— WHAT THE TASK REQUIRES —
Gather every line of the entries that includes the word "frac".

— INPUT RECORDS —
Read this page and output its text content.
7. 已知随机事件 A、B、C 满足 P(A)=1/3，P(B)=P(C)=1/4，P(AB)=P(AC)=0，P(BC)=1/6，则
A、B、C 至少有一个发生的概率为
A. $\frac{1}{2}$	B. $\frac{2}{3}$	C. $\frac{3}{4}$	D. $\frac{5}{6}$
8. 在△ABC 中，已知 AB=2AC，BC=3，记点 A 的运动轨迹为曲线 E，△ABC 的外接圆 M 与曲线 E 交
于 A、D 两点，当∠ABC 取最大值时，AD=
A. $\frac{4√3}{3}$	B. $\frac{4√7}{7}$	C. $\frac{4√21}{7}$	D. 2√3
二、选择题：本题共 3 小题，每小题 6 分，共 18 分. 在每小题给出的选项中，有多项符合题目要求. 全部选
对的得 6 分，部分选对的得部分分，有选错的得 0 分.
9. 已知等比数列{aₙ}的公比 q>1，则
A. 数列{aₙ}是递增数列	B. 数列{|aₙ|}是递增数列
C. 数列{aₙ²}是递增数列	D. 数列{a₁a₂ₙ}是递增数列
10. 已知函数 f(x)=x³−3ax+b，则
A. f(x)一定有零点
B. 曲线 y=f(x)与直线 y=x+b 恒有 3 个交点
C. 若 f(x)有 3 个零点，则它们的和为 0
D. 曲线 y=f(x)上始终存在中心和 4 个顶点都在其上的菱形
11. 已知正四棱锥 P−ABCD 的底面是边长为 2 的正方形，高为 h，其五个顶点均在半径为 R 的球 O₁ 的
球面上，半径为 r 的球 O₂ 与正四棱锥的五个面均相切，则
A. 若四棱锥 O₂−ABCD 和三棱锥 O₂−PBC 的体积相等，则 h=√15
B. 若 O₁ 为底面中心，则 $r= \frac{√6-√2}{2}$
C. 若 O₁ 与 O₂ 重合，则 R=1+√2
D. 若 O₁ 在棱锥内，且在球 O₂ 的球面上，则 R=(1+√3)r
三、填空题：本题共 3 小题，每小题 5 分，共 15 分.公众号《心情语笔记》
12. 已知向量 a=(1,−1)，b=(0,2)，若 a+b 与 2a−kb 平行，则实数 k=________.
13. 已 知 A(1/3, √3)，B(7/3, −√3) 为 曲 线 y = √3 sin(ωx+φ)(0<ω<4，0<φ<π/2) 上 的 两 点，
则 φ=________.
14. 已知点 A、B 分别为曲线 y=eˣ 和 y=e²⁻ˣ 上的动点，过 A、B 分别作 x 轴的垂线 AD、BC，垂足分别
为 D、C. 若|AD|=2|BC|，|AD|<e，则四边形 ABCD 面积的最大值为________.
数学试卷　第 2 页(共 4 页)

— EXERCISE RESPONSE —
A. $\frac{1}{2}$	B. $\frac{2}{3}$	C. $\frac{3}{4}$	D. $\frac{5}{6}$
A. $\frac{4√3}{3}$	B. $\frac{4√7}{7}$	C. $\frac{4√21}{7}$	D. 2√3
B. 若 O₁ 为底面中心，则 $r= \frac{√6-√2}{2}$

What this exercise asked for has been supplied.